## THE EXERCISE
Retype the full set of records. Keep every character identical.

## MATERIAL PROVIDED
----
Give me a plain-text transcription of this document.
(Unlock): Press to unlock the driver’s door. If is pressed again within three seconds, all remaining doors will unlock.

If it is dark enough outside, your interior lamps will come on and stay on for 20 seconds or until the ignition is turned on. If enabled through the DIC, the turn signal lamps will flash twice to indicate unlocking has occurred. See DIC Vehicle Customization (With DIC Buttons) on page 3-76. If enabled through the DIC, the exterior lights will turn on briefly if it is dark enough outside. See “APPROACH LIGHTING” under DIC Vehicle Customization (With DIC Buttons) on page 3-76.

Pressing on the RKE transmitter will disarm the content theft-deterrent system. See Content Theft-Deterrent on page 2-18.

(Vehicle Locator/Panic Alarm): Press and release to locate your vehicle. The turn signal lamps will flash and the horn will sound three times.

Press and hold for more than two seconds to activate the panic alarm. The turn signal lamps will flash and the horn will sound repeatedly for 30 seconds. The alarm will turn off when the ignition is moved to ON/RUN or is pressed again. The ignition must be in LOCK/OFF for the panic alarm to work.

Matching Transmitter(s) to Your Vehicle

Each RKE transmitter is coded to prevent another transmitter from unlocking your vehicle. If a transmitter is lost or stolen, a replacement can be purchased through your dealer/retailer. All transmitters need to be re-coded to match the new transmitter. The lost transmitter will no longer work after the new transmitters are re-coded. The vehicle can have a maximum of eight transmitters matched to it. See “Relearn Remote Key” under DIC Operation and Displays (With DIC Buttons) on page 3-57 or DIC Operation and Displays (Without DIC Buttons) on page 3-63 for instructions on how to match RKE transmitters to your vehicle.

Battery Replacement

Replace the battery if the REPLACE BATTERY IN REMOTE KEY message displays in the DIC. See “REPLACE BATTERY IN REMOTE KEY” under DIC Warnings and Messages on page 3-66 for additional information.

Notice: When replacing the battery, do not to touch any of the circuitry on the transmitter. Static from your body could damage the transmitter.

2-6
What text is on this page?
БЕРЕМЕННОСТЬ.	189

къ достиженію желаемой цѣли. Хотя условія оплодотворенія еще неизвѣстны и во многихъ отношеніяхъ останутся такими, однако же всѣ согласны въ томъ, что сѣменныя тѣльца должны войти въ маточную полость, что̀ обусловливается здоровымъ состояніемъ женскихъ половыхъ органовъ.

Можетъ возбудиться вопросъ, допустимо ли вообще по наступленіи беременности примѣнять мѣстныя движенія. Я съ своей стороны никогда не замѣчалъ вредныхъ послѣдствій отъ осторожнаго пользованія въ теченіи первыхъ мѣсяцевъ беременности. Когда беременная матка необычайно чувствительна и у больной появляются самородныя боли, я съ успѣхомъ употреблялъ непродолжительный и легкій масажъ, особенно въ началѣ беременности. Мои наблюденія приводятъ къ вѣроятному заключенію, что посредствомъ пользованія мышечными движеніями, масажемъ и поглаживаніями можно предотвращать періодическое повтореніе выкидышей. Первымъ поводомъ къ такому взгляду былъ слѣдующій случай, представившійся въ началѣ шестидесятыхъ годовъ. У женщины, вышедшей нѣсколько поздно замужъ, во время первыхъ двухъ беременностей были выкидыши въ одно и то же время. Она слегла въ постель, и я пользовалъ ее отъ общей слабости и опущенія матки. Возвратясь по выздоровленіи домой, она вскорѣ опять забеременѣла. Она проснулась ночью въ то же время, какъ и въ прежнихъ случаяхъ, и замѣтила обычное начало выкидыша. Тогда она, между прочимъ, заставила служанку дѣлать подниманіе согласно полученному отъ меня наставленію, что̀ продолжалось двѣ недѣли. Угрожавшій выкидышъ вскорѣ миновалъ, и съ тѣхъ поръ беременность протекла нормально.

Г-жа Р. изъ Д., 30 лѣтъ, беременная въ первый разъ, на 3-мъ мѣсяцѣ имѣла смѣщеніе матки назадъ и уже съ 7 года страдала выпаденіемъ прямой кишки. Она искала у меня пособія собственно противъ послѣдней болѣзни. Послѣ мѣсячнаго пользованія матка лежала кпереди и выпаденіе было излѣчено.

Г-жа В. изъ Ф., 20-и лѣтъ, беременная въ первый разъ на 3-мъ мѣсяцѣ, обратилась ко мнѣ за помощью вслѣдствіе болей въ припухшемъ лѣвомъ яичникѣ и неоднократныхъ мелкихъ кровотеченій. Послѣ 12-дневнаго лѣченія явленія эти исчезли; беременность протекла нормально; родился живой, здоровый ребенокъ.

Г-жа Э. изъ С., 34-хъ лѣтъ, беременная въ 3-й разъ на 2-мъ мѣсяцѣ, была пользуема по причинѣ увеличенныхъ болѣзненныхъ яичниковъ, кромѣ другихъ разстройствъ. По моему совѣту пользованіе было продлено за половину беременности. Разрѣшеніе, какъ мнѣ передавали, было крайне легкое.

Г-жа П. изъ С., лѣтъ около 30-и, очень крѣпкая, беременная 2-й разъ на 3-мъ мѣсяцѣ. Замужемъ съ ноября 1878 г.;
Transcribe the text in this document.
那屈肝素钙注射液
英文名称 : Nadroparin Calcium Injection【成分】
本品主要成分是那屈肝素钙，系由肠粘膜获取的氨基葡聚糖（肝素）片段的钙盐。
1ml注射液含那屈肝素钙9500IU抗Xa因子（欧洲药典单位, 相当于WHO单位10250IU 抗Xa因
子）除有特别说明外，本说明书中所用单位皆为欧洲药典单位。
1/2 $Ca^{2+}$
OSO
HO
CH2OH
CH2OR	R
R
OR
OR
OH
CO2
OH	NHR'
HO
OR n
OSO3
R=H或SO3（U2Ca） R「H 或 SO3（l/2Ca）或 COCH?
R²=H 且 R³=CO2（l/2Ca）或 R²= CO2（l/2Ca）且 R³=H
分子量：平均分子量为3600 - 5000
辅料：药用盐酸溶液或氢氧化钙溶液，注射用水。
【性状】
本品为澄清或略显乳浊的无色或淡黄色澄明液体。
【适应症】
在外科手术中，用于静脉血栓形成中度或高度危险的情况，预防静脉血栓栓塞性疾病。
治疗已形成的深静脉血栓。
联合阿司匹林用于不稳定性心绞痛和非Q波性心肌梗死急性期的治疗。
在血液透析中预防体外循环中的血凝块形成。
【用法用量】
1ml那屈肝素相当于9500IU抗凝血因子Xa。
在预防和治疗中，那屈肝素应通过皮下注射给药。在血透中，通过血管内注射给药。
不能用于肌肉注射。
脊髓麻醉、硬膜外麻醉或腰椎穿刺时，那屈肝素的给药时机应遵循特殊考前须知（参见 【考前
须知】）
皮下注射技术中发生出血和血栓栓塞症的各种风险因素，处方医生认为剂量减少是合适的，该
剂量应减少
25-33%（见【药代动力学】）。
----
## CORRECT RESPONSE
Give me a plain-text transcription of this document.
(Unlock): Press to unlock the driver’s door. If is pressed again within three seconds, all remaining doors will unlock.

If it is dark enough outside, your interior lamps will come on and stay on for 20 seconds or until the ignition is turned on. If enabled through the DIC, the turn signal lamps will flash twice to indicate unlocking has occurred. See DIC Vehicle Customization (With DIC Buttons) on page 3-76. If enabled through the DIC, the exterior lights will turn on briefly if it is dark enough outside. See “APPROACH LIGHTING” under DIC Vehicle Customization (With DIC Buttons) on page 3-76.

Pressing on the RKE transmitter will disarm the content theft-deterrent system. See Content Theft-Deterrent on page 2-18.

(Vehicle Locator/Panic Alarm): Press and release to locate your vehicle. The turn signal lamps will flash and the horn will sound three times.

Press and hold for more than two seconds to activate the panic alarm. The turn signal lamps will flash and the horn will sound repeatedly for 30 seconds. The alarm will turn off when the ignition is moved to ON/RUN or is pressed again. The ignition must be in LOCK/OFF for the panic alarm to work.

Matching Transmitter(s) to Your Vehicle

Each RKE transmitter is coded to prevent another transmitter from unlocking your vehicle. If a transmitter is lost or stolen, a replacement can be purchased through your dealer/retailer. All transmitters need to be re-coded to match the new transmitter. The lost transmitter will no longer work after the new transmitters are re-coded. The vehicle can have a maximum of eight transmitters matched to it. See “Relearn Remote Key” under DIC Operation and Displays (With DIC Buttons) on page 3-57 or DIC Operation and Displays (Without DIC Buttons) on page 3-63 for instructions on how to match RKE transmitters to your vehicle.

Battery Replacement

Replace the battery if the REPLACE BATTERY IN REMOTE KEY message displays in the DIC. See “REPLACE BATTERY IN REMOTE KEY” under DIC Warnings and Messages on page 3-66 for additional information.

Notice: When replacing the battery, do not to touch any of the circuitry on the transmitter. Static from your body could damage the transmitter.

2-6
What text is on this page?
БЕРЕМЕННОСТЬ.	189

къ достиженію желаемой цѣли. Хотя условія оплодотворенія еще неизвѣстны и во многихъ отношеніяхъ останутся такими, однако же всѣ согласны въ томъ, что сѣменныя тѣльца должны войти въ маточную полость, что̀ обусловливается здоровымъ состояніемъ женскихъ половыхъ органовъ.

Можетъ возбудиться вопросъ, допустимо ли вообще по наступленіи беременности примѣнять мѣстныя движенія. Я съ своей стороны никогда не замѣчалъ вредныхъ послѣдствій отъ осторожнаго пользованія въ теченіи первыхъ мѣсяцевъ беременности. Когда беременная матка необычайно чувствительна и у больной появляются самородныя боли, я съ успѣхомъ употреблялъ непродолжительный и легкій масажъ, особенно въ началѣ беременности. Мои наблюденія приводятъ къ вѣроятному заключенію, что посредствомъ пользованія мышечными движеніями, масажемъ и поглаживаніями можно предотвращать періодическое повтореніе выкидышей. Первымъ поводомъ къ такому взгляду былъ слѣдующій случай, представившійся въ началѣ шестидесятыхъ годовъ. У женщины, вышедшей нѣсколько поздно замужъ, во время первыхъ двухъ беременностей были выкидыши въ одно и то же время. Она слегла въ постель, и я пользовалъ ее отъ общей слабости и опущенія матки. Возвратясь по выздоровленіи домой, она вскорѣ опять забеременѣла. Она проснулась ночью въ то же время, какъ и въ прежнихъ случаяхъ, и замѣтила обычное начало выкидыша. Тогда она, между прочимъ, заставила служанку дѣлать подниманіе согласно полученному отъ меня наставленію, что̀ продолжалось двѣ недѣли. Угрожавшій выкидышъ вскорѣ миновалъ, и съ тѣхъ поръ беременность протекла нормально.

Г-жа Р. изъ Д., 30 лѣтъ, беременная въ первый разъ, на 3-мъ мѣсяцѣ имѣла смѣщеніе матки назадъ и уже съ 7 года страдала выпаденіемъ прямой кишки. Она искала у меня пособія собственно противъ послѣдней болѣзни. Послѣ мѣсячнаго пользованія матка лежала кпереди и выпаденіе было излѣчено.

Г-жа В. изъ Ф., 20-и лѣтъ, беременная въ первый разъ на 3-мъ мѣсяцѣ, обратилась ко мнѣ за помощью вслѣдствіе болей въ припухшемъ лѣвомъ яичникѣ и неоднократныхъ мелкихъ кровотеченій. Послѣ 12-дневнаго лѣченія явленія эти исчезли; беременность протекла нормально; родился живой, здоровый ребенокъ.

Г-жа Э. изъ С., 34-хъ лѣтъ, беременная въ 3-й разъ на 2-мъ мѣсяцѣ, была пользуема по причинѣ увеличенныхъ болѣзненныхъ яичниковъ, кромѣ другихъ разстройствъ. По моему совѣту пользованіе было продлено за половину беременности. Разрѣшеніе, какъ мнѣ передавали, было крайне легкое.

Г-жа П. изъ С., лѣтъ около 30-и, очень крѣпкая, беременная 2-й разъ на 3-мъ мѣсяцѣ. Замужемъ съ ноября 1878 г.;
Transcribe the text in this document.
那屈肝素钙注射液
英文名称 : Nadroparin Calcium Injection【成分】
本品主要成分是那屈肝素钙，系由肠粘膜获取的氨基葡聚糖（肝素）片段的钙盐。
1ml注射液含那屈肝素钙9500IU抗Xa因子（欧洲药典单位, 相当于WHO单位10250IU 抗Xa因
子）除有特别说明外，本说明书中所用单位皆为欧洲药典单位。
1/2 $Ca^{2+}$
OSO
HO
CH2OH
CH2OR	R
R
OR
OR
OH
CO2
OH	NHR'
HO
OR n
OSO3
R=H或SO3（U2Ca） R「H 或 SO3（l/2Ca）或 COCH?
R²=H 且 R³=CO2（l/2Ca）或 R²= CO2（l/2Ca）且 R³=H
分子量：平均分子量为3600 - 5000
辅料：药用盐酸溶液或氢氧化钙溶液，注射用水。
【性状】
本品为澄清或略显乳浊的无色或淡黄色澄明液体。
【适应症】
在外科手术中，用于静脉血栓形成中度或高度危险的情况，预防静脉血栓栓塞性疾病。
治疗已形成的深静脉血栓。
联合阿司匹林用于不稳定性心绞痛和非Q波性心肌梗死急性期的治疗。
在血液透析中预防体外循环中的血凝块形成。
【用法用量】
1ml那屈肝素相当于9500IU抗凝血因子Xa。
在预防和治疗中，那屈肝素应通过皮下注射给药。在血透中，通过血管内注射给药。
不能用于肌肉注射。
脊髓麻醉、硬膜外麻醉或腰椎穿刺时，那屈肝素的给药时机应遵循特殊考前须知（参见 【考前
须知】）
皮下注射技术中发生出血和血栓栓塞症的各种风险因素，处方医生认为剂量减少是合适的，该
剂量应减少
25-33%（见【药代动力学】）。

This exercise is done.